◆ **Your task**
Only lines with the string "title" matter here; gather them from the material below.
----------
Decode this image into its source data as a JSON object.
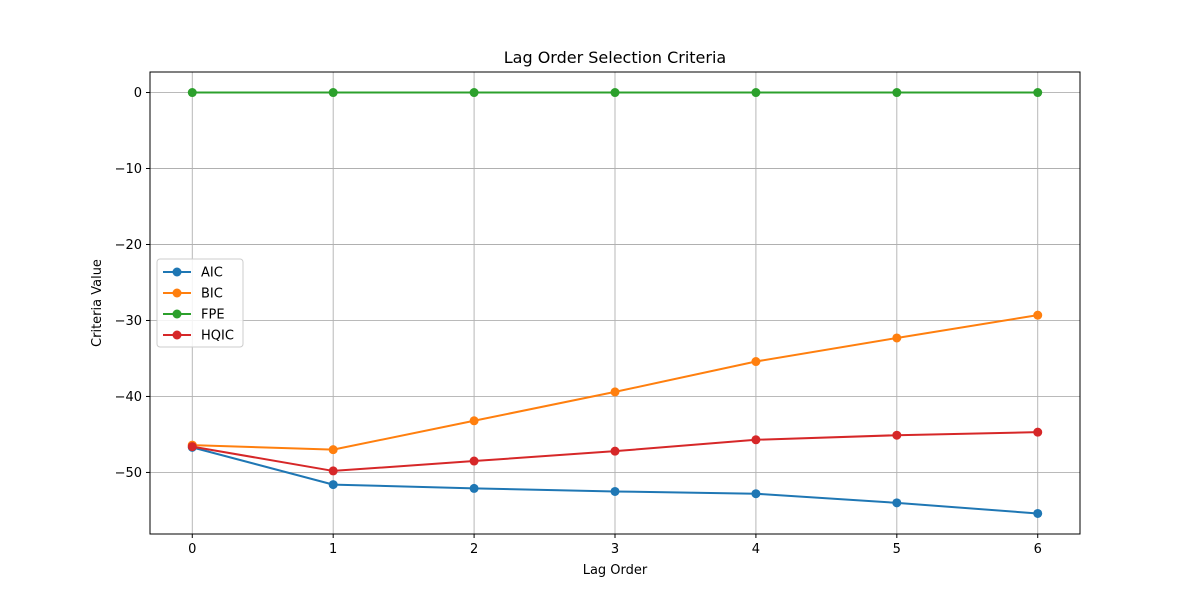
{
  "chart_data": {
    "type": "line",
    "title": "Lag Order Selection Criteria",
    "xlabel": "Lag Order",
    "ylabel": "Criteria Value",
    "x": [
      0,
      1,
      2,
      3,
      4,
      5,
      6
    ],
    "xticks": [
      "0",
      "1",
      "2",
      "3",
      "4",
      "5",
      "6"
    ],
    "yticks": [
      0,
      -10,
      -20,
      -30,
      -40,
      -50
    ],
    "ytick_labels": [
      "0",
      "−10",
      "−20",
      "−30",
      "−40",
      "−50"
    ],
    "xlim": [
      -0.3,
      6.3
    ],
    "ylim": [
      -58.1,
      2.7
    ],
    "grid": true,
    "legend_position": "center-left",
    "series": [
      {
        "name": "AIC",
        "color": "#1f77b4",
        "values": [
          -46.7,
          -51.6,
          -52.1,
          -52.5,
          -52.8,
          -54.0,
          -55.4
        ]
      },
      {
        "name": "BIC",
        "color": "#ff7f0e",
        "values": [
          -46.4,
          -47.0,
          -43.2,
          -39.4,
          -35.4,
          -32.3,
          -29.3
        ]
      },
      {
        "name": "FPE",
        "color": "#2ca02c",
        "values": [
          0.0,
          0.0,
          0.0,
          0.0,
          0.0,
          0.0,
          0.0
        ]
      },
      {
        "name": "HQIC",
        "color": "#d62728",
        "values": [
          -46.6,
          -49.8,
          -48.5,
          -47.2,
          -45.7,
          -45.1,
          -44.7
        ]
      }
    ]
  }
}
----------
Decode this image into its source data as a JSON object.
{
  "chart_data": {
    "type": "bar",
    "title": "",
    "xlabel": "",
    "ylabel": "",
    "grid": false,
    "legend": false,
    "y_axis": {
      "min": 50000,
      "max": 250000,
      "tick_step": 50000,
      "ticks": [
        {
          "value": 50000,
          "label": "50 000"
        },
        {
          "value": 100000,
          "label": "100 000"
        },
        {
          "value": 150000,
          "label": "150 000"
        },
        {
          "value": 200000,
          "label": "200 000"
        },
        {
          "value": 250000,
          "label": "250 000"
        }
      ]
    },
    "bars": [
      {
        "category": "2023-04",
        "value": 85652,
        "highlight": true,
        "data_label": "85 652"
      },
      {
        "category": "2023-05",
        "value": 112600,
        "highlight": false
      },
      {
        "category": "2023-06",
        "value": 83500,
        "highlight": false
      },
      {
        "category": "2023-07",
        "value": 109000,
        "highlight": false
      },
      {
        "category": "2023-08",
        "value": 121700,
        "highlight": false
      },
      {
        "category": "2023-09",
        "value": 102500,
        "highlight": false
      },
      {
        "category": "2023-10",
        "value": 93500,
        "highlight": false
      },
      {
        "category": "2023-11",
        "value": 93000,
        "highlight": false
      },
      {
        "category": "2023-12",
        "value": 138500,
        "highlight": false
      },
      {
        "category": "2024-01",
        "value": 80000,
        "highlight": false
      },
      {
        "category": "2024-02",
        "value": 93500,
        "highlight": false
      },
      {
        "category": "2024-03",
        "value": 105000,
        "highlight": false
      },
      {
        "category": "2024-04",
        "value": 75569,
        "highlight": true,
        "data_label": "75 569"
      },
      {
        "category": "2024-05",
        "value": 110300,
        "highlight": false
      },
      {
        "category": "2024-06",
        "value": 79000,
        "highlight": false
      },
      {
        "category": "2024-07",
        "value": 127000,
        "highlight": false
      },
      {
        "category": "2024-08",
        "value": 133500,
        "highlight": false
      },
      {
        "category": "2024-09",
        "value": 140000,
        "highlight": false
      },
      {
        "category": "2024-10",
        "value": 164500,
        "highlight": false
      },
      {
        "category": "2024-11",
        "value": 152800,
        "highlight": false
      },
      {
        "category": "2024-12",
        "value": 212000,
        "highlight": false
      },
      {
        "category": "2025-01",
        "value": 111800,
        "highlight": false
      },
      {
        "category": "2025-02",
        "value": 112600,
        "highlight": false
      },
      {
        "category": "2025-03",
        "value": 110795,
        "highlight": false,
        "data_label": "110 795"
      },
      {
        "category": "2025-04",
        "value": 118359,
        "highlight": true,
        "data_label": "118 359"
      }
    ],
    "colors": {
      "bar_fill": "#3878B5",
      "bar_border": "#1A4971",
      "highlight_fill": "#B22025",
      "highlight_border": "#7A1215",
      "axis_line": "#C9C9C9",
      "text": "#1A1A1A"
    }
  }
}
----------
◆ **Result of the task**
    "title": "Lag Order Selection Criteria",
    "title": "",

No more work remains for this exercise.